EXERCISE PROMPT
In full and without alteration, repeat the material.

__________

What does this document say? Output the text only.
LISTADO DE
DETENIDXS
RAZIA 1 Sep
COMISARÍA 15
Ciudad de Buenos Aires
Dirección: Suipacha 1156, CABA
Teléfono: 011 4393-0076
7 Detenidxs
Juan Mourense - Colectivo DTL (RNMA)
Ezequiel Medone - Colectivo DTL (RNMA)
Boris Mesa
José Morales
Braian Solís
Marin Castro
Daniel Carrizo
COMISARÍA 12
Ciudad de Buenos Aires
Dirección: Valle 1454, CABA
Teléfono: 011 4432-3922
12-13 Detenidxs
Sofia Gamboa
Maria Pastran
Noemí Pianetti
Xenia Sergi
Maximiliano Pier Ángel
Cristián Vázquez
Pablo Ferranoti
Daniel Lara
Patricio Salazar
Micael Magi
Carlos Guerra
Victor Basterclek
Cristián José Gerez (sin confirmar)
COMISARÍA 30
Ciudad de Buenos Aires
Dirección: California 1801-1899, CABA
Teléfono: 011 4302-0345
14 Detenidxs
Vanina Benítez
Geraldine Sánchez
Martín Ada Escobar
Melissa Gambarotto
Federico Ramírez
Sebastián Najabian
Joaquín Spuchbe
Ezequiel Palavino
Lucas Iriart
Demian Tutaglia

__________

RESULT OF THIS TASK
What does this document say? Output the text only.
LISTADO DE
DETENIDXS
RAZIA 1 Sep
COMISARÍA 15
Ciudad de Buenos Aires
Dirección: Suipacha 1156, CABA
Teléfono: 011 4393-0076
7 Detenidxs
Juan Mourense - Colectivo DTL (RNMA)
Ezequiel Medone - Colectivo DTL (RNMA)
Boris Mesa
José Morales
Braian Solís
Marin Castro
Daniel Carrizo
COMISARÍA 12
Ciudad de Buenos Aires
Dirección: Valle 1454, CABA
Teléfono: 011 4432-3922
12-13 Detenidxs
Sofia Gamboa
Maria Pastran
Noemí Pianetti
Xenia Sergi
Maximiliano Pier Ángel
Cristián Vázquez
Pablo Ferranoti
Daniel Lara
Patricio Salazar
Micael Magi
Carlos Guerra
Victor Basterclek
Cristián José Gerez (sin confirmar)
COMISARÍA 30
Ciudad de Buenos Aires
Dirección: California 1801-1899, CABA
Teléfono: 011 4302-0345
14 Detenidxs
Vanina Benítez
Geraldine Sánchez
Martín Ada Escobar
Melissa Gambarotto
Federico Ramírez
Sebastián Najabian
Joaquín Spuchbe
Ezequiel Palavino
Lucas Iriart
Demian Tutaglia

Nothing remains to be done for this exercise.